## Task brief
Print these lines again exactly as they are, covering every row.

[start Material to process]

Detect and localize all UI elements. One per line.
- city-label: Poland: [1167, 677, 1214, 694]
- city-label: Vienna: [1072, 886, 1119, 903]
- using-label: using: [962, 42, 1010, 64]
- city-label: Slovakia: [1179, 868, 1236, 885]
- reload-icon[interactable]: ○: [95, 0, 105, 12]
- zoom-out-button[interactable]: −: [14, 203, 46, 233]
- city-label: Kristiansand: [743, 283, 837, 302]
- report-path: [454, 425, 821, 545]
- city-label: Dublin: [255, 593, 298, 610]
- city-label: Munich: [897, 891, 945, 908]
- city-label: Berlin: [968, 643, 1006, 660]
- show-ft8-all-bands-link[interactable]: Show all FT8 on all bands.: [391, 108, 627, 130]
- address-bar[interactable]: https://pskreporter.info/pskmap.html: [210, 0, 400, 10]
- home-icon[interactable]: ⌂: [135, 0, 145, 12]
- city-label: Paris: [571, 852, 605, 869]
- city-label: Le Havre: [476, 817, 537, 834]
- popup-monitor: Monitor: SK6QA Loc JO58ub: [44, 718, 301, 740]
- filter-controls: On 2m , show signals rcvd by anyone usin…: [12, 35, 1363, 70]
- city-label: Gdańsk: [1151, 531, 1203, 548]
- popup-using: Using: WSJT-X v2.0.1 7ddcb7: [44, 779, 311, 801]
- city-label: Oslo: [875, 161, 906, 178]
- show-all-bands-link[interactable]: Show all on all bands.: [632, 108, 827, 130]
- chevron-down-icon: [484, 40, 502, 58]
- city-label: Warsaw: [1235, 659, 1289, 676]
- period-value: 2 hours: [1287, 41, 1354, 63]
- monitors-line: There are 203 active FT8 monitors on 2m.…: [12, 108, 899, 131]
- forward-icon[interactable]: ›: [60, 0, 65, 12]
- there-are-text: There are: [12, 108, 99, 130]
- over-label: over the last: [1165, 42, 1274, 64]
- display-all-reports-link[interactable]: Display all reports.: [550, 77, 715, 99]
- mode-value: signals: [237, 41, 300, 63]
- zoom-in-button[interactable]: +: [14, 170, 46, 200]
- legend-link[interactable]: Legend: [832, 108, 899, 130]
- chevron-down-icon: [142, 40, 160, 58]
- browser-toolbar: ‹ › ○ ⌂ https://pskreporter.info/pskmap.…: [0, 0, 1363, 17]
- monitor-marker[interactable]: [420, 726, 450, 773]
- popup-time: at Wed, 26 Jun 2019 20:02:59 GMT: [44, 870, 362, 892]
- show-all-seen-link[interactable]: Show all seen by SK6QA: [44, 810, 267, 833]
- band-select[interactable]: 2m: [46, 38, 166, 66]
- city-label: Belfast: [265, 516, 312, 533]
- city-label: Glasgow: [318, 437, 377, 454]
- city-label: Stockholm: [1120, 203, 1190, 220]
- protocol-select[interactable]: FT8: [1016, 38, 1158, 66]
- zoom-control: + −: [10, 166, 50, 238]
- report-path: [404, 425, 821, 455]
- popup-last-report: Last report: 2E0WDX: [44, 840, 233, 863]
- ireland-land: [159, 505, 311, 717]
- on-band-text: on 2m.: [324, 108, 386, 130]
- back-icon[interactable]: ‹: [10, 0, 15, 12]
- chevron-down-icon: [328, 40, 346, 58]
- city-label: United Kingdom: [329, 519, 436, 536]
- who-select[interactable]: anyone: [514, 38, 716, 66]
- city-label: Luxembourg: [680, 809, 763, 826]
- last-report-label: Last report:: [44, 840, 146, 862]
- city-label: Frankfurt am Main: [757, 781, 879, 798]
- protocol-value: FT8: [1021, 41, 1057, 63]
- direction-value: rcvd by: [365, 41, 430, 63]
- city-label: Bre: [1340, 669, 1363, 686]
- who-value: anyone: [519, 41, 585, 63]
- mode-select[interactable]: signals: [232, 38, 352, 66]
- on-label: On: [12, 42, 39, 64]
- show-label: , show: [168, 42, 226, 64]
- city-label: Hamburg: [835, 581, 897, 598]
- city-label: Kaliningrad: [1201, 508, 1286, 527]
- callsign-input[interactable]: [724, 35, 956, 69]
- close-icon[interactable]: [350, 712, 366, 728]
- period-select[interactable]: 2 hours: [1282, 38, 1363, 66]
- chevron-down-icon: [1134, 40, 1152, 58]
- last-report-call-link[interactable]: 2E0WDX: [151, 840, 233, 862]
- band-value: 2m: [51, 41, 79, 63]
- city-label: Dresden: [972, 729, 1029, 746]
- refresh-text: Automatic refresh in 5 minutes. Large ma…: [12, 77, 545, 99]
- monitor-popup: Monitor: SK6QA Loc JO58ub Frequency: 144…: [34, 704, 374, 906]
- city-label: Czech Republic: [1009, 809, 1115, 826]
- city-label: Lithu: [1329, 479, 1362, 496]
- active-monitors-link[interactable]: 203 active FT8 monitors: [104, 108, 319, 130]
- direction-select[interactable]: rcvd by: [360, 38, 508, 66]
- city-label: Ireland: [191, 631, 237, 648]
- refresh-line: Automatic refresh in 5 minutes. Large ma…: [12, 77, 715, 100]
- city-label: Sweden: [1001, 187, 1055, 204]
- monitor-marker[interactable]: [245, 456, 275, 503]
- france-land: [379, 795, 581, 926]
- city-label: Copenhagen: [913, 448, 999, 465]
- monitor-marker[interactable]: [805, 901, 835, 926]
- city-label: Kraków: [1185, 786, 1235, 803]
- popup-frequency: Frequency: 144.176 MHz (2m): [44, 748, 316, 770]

[end Material to process]

## Final result
Detect and localize all UI elements. One per line.
- city-label: Poland: [1167, 677, 1214, 694]
- city-label: Vienna: [1072, 886, 1119, 903]
- using-label: using: [962, 42, 1010, 64]
- city-label: Slovakia: [1179, 868, 1236, 885]
- reload-icon[interactable]: ○: [95, 0, 105, 12]
- zoom-out-button[interactable]: −: [14, 203, 46, 233]
- city-label: Kristiansand: [743, 283, 837, 302]
- report-path: [454, 425, 821, 545]
- city-label: Dublin: [255, 593, 298, 610]
- city-label: Munich: [897, 891, 945, 908]
- city-label: Berlin: [968, 643, 1006, 660]
- show-ft8-all-bands-link[interactable]: Show all FT8 on all bands.: [391, 108, 627, 130]
- address-bar[interactable]: https://pskreporter.info/pskmap.html: [210, 0, 400, 10]
- home-icon[interactable]: ⌂: [135, 0, 145, 12]
- city-label: Paris: [571, 852, 605, 869]
- city-label: Le Havre: [476, 817, 537, 834]
- popup-monitor: Monitor: SK6QA Loc JO58ub: [44, 718, 301, 740]
- filter-controls: On 2m , show signals rcvd by anyone usin…: [12, 35, 1363, 70]
- city-label: Gdańsk: [1151, 531, 1203, 548]
- popup-using: Using: WSJT-X v2.0.1 7ddcb7: [44, 779, 311, 801]
- city-label: Oslo: [875, 161, 906, 178]
- show-all-bands-link[interactable]: Show all on all bands.: [632, 108, 827, 130]
- chevron-down-icon: [484, 40, 502, 58]
- city-label: Warsaw: [1235, 659, 1289, 676]
- period-value: 2 hours: [1287, 41, 1354, 63]
- monitors-line: There are 203 active FT8 monitors on 2m.…: [12, 108, 899, 131]
- forward-icon[interactable]: ›: [60, 0, 65, 12]
- there-are-text: There are: [12, 108, 99, 130]
- over-label: over the last: [1165, 42, 1274, 64]
- display-all-reports-link[interactable]: Display all reports.: [550, 77, 715, 99]
- mode-value: signals: [237, 41, 300, 63]
- zoom-in-button[interactable]: +: [14, 170, 46, 200]
- legend-link[interactable]: Legend: [832, 108, 899, 130]
- chevron-down-icon: [142, 40, 160, 58]
- browser-toolbar: ‹ › ○ ⌂ https://pskreporter.info/pskmap.…: [0, 0, 1363, 17]
- monitor-marker[interactable]: [420, 726, 450, 773]
- popup-time: at Wed, 26 Jun 2019 20:02:59 GMT: [44, 870, 362, 892]
- show-all-seen-link[interactable]: Show all seen by SK6QA: [44, 810, 267, 833]
- band-select[interactable]: 2m: [46, 38, 166, 66]
- city-label: Belfast: [265, 516, 312, 533]
- city-label: Glasgow: [318, 437, 377, 454]
- city-label: Stockholm: [1120, 203, 1190, 220]
- protocol-select[interactable]: FT8: [1016, 38, 1158, 66]
- zoom-control: + −: [10, 166, 50, 238]
- report-path: [404, 425, 821, 455]
- popup-last-report: Last report: 2E0WDX: [44, 840, 233, 863]
- ireland-land: [159, 505, 311, 717]
- on-band-text: on 2m.: [324, 108, 386, 130]
- back-icon[interactable]: ‹: [10, 0, 15, 12]
- chevron-down-icon: [328, 40, 346, 58]
- city-label: United Kingdom: [329, 519, 436, 536]
- who-select[interactable]: anyone: [514, 38, 716, 66]
- city-label: Luxembourg: [680, 809, 763, 826]
- last-report-label: Last report:: [44, 840, 146, 862]
- city-label: Frankfurt am Main: [757, 781, 879, 798]
- protocol-value: FT8: [1021, 41, 1057, 63]
- direction-value: rcvd by: [365, 41, 430, 63]
- city-label: Bre: [1340, 669, 1363, 686]
- who-value: anyone: [519, 41, 585, 63]
- mode-select[interactable]: signals: [232, 38, 352, 66]
- on-label: On: [12, 42, 39, 64]
- show-label: , show: [168, 42, 226, 64]
- city-label: Hamburg: [835, 581, 897, 598]
- city-label: Kaliningrad: [1201, 508, 1286, 527]
- callsign-input[interactable]: [724, 35, 956, 69]
- close-icon[interactable]: [350, 712, 366, 728]
- period-select[interactable]: 2 hours: [1282, 38, 1363, 66]
- chevron-down-icon: [1134, 40, 1152, 58]
- last-report-call-link[interactable]: 2E0WDX: [151, 840, 233, 862]
- band-value: 2m: [51, 41, 79, 63]
- city-label: Dresden: [972, 729, 1029, 746]
- refresh-text: Automatic refresh in 5 minutes. Large ma…: [12, 77, 545, 99]
- monitor-popup: Monitor: SK6QA Loc JO58ub Frequency: 144…: [34, 704, 374, 906]
- city-label: Czech Republic: [1009, 809, 1115, 826]
- city-label: Lithu: [1329, 479, 1362, 496]
- active-monitors-link[interactable]: 203 active FT8 monitors: [104, 108, 319, 130]
- direction-select[interactable]: rcvd by: [360, 38, 508, 66]
- city-label: Ireland: [191, 631, 237, 648]
- refresh-line: Automatic refresh in 5 minutes. Large ma…: [12, 77, 715, 100]
- city-label: Sweden: [1001, 187, 1055, 204]
- monitor-marker[interactable]: [245, 456, 275, 503]
- france-land: [379, 795, 581, 926]
- city-label: Copenhagen: [913, 448, 999, 465]
- monitor-marker[interactable]: [805, 901, 835, 926]
- city-label: Kraków: [1185, 786, 1235, 803]
- popup-frequency: Frequency: 144.176 MHz (2m): [44, 748, 316, 770]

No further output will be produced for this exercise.